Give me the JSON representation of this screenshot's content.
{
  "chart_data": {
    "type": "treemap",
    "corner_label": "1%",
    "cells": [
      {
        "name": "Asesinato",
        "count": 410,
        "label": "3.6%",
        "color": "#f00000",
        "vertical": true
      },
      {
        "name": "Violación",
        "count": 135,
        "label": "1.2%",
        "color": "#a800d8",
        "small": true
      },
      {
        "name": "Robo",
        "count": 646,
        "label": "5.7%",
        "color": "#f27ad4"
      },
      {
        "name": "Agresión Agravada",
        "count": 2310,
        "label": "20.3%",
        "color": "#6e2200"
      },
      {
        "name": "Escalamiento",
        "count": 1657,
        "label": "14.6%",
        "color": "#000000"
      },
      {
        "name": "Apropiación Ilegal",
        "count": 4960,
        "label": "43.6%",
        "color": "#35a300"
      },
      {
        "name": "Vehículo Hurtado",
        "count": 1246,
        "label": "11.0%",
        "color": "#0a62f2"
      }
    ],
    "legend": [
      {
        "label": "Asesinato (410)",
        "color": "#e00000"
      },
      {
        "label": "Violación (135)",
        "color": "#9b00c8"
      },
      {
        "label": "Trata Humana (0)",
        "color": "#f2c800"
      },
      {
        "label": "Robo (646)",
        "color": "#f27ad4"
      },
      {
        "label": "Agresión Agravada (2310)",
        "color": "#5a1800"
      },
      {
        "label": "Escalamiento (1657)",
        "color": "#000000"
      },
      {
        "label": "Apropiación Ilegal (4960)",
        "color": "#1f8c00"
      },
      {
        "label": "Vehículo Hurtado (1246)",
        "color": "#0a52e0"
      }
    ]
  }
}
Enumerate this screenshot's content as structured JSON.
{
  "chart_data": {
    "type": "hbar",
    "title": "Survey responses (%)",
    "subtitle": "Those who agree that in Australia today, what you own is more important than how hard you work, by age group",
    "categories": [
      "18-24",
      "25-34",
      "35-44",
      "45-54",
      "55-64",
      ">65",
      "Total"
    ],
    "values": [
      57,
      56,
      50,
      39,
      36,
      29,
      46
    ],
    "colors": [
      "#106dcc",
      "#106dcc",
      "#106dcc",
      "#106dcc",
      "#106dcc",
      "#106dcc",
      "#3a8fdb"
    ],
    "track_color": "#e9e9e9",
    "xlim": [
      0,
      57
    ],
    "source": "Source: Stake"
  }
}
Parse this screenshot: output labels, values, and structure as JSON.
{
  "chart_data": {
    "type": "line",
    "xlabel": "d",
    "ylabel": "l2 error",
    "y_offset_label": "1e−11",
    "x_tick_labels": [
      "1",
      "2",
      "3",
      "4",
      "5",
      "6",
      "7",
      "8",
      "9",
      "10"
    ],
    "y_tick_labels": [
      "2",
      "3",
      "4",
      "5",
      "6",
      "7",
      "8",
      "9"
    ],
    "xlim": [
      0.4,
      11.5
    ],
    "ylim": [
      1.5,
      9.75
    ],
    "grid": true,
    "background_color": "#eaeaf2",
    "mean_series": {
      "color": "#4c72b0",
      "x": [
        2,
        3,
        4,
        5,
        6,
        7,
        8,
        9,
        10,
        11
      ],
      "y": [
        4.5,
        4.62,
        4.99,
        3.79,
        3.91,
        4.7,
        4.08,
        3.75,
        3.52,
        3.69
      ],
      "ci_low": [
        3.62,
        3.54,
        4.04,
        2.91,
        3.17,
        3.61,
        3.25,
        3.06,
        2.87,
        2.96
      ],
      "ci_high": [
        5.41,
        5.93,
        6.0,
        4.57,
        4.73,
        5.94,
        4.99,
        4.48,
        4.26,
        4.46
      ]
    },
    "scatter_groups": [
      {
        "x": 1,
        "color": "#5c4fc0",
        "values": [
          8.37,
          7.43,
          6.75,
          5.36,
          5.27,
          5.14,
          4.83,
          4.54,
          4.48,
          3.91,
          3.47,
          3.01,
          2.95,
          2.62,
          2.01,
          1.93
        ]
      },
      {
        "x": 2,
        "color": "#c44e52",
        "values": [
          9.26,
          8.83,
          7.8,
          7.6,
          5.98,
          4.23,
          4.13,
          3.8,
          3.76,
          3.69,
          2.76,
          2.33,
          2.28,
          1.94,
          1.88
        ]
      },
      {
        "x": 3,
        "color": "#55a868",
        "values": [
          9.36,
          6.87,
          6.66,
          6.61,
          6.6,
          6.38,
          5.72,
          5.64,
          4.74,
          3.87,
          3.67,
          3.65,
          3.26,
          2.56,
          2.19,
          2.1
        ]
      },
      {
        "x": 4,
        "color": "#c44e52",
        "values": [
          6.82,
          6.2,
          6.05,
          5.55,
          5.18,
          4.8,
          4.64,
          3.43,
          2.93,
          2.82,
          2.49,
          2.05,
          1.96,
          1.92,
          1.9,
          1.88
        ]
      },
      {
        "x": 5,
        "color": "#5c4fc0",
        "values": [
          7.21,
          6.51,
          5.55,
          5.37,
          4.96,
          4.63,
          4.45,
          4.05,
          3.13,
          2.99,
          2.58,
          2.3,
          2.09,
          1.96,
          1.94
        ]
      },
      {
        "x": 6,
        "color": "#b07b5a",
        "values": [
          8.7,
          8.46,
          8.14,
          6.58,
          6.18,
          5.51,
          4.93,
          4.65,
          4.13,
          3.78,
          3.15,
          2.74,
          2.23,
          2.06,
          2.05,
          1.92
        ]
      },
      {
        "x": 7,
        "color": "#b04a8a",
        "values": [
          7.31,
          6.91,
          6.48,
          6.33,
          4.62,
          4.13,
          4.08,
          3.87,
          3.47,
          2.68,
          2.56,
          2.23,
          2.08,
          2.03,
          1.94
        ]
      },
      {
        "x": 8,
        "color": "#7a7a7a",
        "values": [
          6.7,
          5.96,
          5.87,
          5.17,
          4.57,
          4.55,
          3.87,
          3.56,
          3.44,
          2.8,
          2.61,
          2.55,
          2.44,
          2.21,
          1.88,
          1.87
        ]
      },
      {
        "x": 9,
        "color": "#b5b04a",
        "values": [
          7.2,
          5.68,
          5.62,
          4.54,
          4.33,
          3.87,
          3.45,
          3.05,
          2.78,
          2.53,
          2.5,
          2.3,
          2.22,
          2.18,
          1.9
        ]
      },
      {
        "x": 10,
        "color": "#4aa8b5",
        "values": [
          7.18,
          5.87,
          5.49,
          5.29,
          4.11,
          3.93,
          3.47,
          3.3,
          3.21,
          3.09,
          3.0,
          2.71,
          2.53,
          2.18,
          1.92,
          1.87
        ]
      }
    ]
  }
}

========

Print all of the entries exactly as they are written.

Give me the JSON representation of this screenshot's content.
{
  "chart_data": {
    "type": "treemap",
    "corner_label": "1%",
    "cells": [
      {
        "name": "Asesinato",
        "count": 410,
        "label": "3.6%",
        "color": "#f00000",
        "vertical": true
      },
      {
        "name": "Violación",
        "count": 135,
        "label": "1.2%",
        "color": "#a800d8",
        "small": true
      },
      {
        "name": "Robo",
        "count": 646,
        "label": "5.7%",
        "color": "#f27ad4"
      },
      {
        "name": "Agresión Agravada",
        "count": 2310,
        "label": "20.3%",
        "color": "#6e2200"
      },
      {
        "name": "Escalamiento",
        "count": 1657,
        "label": "14.6%",
        "color": "#000000"
      },
      {
        "name": "Apropiación Ilegal",
        "count": 4960,
        "label": "43.6%",
        "color": "#35a300"
      },
      {
        "name": "Vehículo Hurtado",
        "count": 1246,
        "label": "11.0%",
        "color": "#0a62f2"
      }
    ],
    "legend": [
      {
        "label": "Asesinato (410)",
        "color": "#e00000"
      },
      {
        "label": "Violación (135)",
        "color": "#9b00c8"
      },
      {
        "label": "Trata Humana (0)",
        "color": "#f2c800"
      },
      {
        "label": "Robo (646)",
        "color": "#f27ad4"
      },
      {
        "label": "Agresión Agravada (2310)",
        "color": "#5a1800"
      },
      {
        "label": "Escalamiento (1657)",
        "color": "#000000"
      },
      {
        "label": "Apropiación Ilegal (4960)",
        "color": "#1f8c00"
      },
      {
        "label": "Vehículo Hurtado (1246)",
        "color": "#0a52e0"
      }
    ]
  }
}
Enumerate this screenshot's content as structured JSON.
{
  "chart_data": {
    "type": "hbar",
    "title": "Survey responses (%)",
    "subtitle": "Those who agree that in Australia today, what you own is more important than how hard you work, by age group",
    "categories": [
      "18-24",
      "25-34",
      "35-44",
      "45-54",
      "55-64",
      ">65",
      "Total"
    ],
    "values": [
      57,
      56,
      50,
      39,
      36,
      29,
      46
    ],
    "colors": [
      "#106dcc",
      "#106dcc",
      "#106dcc",
      "#106dcc",
      "#106dcc",
      "#106dcc",
      "#3a8fdb"
    ],
    "track_color": "#e9e9e9",
    "xlim": [
      0,
      57
    ],
    "source": "Source: Stake"
  }
}
Parse this screenshot: output labels, values, and structure as JSON.
{
  "chart_data": {
    "type": "line",
    "xlabel": "d",
    "ylabel": "l2 error",
    "y_offset_label": "1e−11",
    "x_tick_labels": [
      "1",
      "2",
      "3",
      "4",
      "5",
      "6",
      "7",
      "8",
      "9",
      "10"
    ],
    "y_tick_labels": [
      "2",
      "3",
      "4",
      "5",
      "6",
      "7",
      "8",
      "9"
    ],
    "xlim": [
      0.4,
      11.5
    ],
    "ylim": [
      1.5,
      9.75
    ],
    "grid": true,
    "background_color": "#eaeaf2",
    "mean_series": {
      "color": "#4c72b0",
      "x": [
        2,
        3,
        4,
        5,
        6,
        7,
        8,
        9,
        10,
        11
      ],
      "y": [
        4.5,
        4.62,
        4.99,
        3.79,
        3.91,
        4.7,
        4.08,
        3.75,
        3.52,
        3.69
      ],
      "ci_low": [
        3.62,
        3.54,
        4.04,
        2.91,
        3.17,
        3.61,
        3.25,
        3.06,
        2.87,
        2.96
      ],
      "ci_high": [
        5.41,
        5.93,
        6.0,
        4.57,
        4.73,
        5.94,
        4.99,
        4.48,
        4.26,
        4.46
      ]
    },
    "scatter_groups": [
      {
        "x": 1,
        "color": "#5c4fc0",
        "values": [
          8.37,
          7.43,
          6.75,
          5.36,
          5.27,
          5.14,
          4.83,
          4.54,
          4.48,
          3.91,
          3.47,
          3.01,
          2.95,
          2.62,
          2.01,
          1.93
        ]
      },
      {
        "x": 2,
        "color": "#c44e52",
        "values": [
          9.26,
          8.83,
          7.8,
          7.6,
          5.98,
          4.23,
          4.13,
          3.8,
          3.76,
          3.69,
          2.76,
          2.33,
          2.28,
          1.94,
          1.88
        ]
      },
      {
        "x": 3,
        "color": "#55a868",
        "values": [
          9.36,
          6.87,
          6.66,
          6.61,
          6.6,
          6.38,
          5.72,
          5.64,
          4.74,
          3.87,
          3.67,
          3.65,
          3.26,
          2.56,
          2.19,
          2.1
        ]
      },
      {
        "x": 4,
        "color": "#c44e52",
        "values": [
          6.82,
          6.2,
          6.05,
          5.55,
          5.18,
          4.8,
          4.64,
          3.43,
          2.93,
          2.82,
          2.49,
          2.05,
          1.96,
          1.92,
          1.9,
          1.88
        ]
      },
      {
        "x": 5,
        "color": "#5c4fc0",
        "values": [
          7.21,
          6.51,
          5.55,
          5.37,
          4.96,
          4.63,
          4.45,
          4.05,
          3.13,
          2.99,
          2.58,
          2.3,
          2.09,
          1.96,
          1.94
        ]
      },
      {
        "x": 6,
        "color": "#b07b5a",
        "values": [
          8.7,
          8.46,
          8.14,
          6.58,
          6.18,
          5.51,
          4.93,
          4.65,
          4.13,
          3.78,
          3.15,
          2.74,
          2.23,
          2.06,
          2.05,
          1.92
        ]
      },
      {
        "x": 7,
        "color": "#b04a8a",
        "values": [
          7.31,
          6.91,
          6.48,
          6.33,
          4.62,
          4.13,
          4.08,
          3.87,
          3.47,
          2.68,
          2.56,
          2.23,
          2.08,
          2.03,
          1.94
        ]
      },
      {
        "x": 8,
        "color": "#7a7a7a",
        "values": [
          6.7,
          5.96,
          5.87,
          5.17,
          4.57,
          4.55,
          3.87,
          3.56,
          3.44,
          2.8,
          2.61,
          2.55,
          2.44,
          2.21,
          1.88,
          1.87
        ]
      },
      {
        "x": 9,
        "color": "#b5b04a",
        "values": [
          7.2,
          5.68,
          5.62,
          4.54,
          4.33,
          3.87,
          3.45,
          3.05,
          2.78,
          2.53,
          2.5,
          2.3,
          2.22,
          2.18,
          1.9
        ]
      },
      {
        "x": 10,
        "color": "#4aa8b5",
        "values": [
          7.18,
          5.87,
          5.49,
          5.29,
          4.11,
          3.93,
          3.47,
          3.3,
          3.21,
          3.09,
          3.0,
          2.71,
          2.53,
          2.18,
          1.92,
          1.87
        ]
      }
    ]
  }
}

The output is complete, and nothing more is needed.